--- START ---

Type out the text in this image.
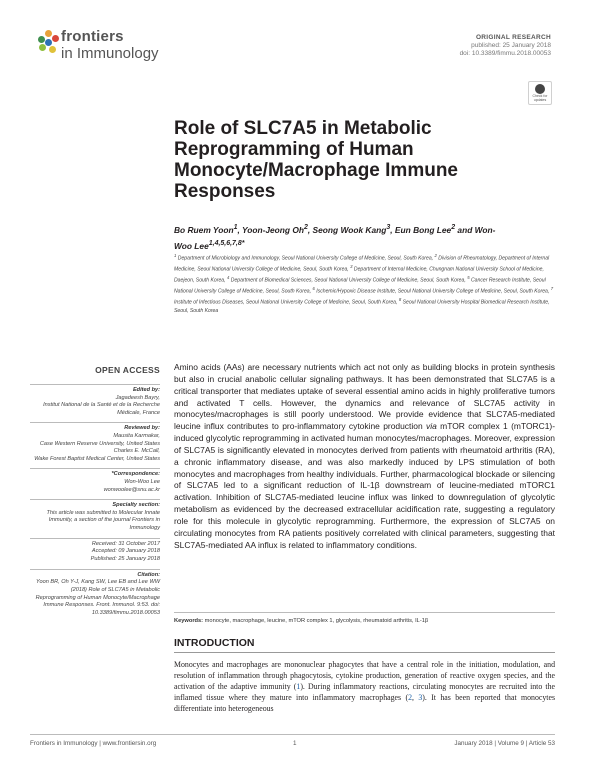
frontiers
in Immunology
ORIGINAL RESEARCH
published: 25 January 2018
doi: 10.3389/fimmu.2018.00053
Check for
updates
Role of SLC7A5 in Metabolic Reprogramming of Human Monocyte/Macrophage Immune Responses
Bo Ruem Yoon$^1$, Yoon-Jeong Oh$^2$, Seong Wook Kang$^3$, Eun Bong Lee$^2$ and Won-Woo Lee$^{1,4,5,6,7,8*}$
$^1$ Department of Microbiology and Immunology, Seoul National University College of Medicine, Seoul, South Korea, $^2$ Division of Rheumatology, Department of Internal Medicine, Seoul National University College of Medicine, Seoul, South Korea, $^3$ Department of Internal Medicine, Chungnam National University School of Medicine, Daejeon, South Korea, $^4$ Department of Biomedical Sciences, Seoul National University College of Medicine, Seoul, South Korea, $^5$ Cancer Research Institute, Seoul National University College of Medicine, Seoul, South Korea, $^6$ Ischemic/Hypoxic Disease Institute, Seoul National University College of Medicine, Seoul, South Korea, $^7$ Institute of Infectious Diseases, Seoul National University College of Medicine, Seoul, South Korea, $^8$ Seoul National University Hospital Biomedical Research Institute, Seoul, South Korea
OPEN ACCESS
Edited by:
Jagadeesh Bayry,
Institut National de la Santé et de la Recherche Médicale, France
Reviewed by:
Mausita Karmakar,
Case Western Reserve University, United States
Charles E. McCall,
Wake Forest Baptist Medical Center, United States
*Correspondence:
Won-Woo Lee
wonwoolee@snu.ac.kr
Specialty section:
This article was submitted to Molecular Innate Immunity, a section of the journal Frontiers in Immunology
Received: 31 October 2017
Accepted: 09 January 2018
Published: 25 January 2018
Citation:
Yoon BR, Oh Y-J, Kang SW, Lee EB and Lee WW (2018) Role of SLC7A5 in Metabolic Reprogramming of Human Monocyte/Macrophage Immune Responses. Front. Immunol. 9:53. doi: 10.3389/fimmu.2018.00053
Amino acids (AAs) are necessary nutrients which act not only as building blocks in protein synthesis but also in crucial anabolic cellular signaling pathways. It has been demonstrated that SLC7A5 is a critical transporter that mediates uptake of several essential amino acids in highly proliferative tumors and activated T cells. However, the dynamics and relevance of SLC7A5 activity in monocytes/macrophages is still poorly understood. We provide evidence that SLC7A5-mediated leucine influx contributes to pro-inflammatory cytokine production via mTOR complex 1 (mTORC1)-induced glycolytic reprogramming in activated human monocytes/macrophages. Moreover, expression of SLC7A5 is significantly elevated in monocytes derived from patients with rheumatoid arthritis (RA), a chronic inflammatory disease, and was also markedly induced by LPS stimulation of both monocytes and macrophages from healthy individuals. Further, pharmacological blockade or silencing of SLC7A5 led to a significant reduction of IL-1β downstream of leucine-mediated mTORC1 activation. Inhibition of SLC7A5-mediated leucine influx was linked to downregulation of glycolytic metabolism as evidenced by the decreased extracellular acidification rate, suggesting a regulatory role for this molecule in glycolytic reprogramming. Furthermore, the expression of SLC7A5 on circulating monocytes from RA patients positively correlated with clinical parameters, suggesting that SLC7A5-mediated AA influx is related to inflammatory conditions.
Keywords: monocyte, macrophage, leucine, mTOR complex 1, glycolysis, rheumatoid arthritis, IL-1β
INTRODUCTION
Monocytes and macrophages are mononuclear phagocytes that have a central role in the initiation, modulation, and resolution of inflammation through phagocytosis, cytokine production, generation of reactive oxygen species, and the activation of the adaptive immunity (1). During inflammatory reactions, circulating monocytes are recruited into the inflamed tissue where they mature into inflammatory macrophages (2, 3). It has been reported that monocytes differentiate into heterogeneous
Frontiers in Immunology | www.frontiersin.org	1	January 2018 | Volume 9 | Article 53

--- END ---

# Exercise prompt
Return each line of the data above that includes the word "January".

# Task result
published: 25 January 2018
Accepted: 09 January 2018
Published: 25 January 2018
Frontiers in Immunology | www.frontiersin.org	1	January 2018 | Volume 9 | Article 53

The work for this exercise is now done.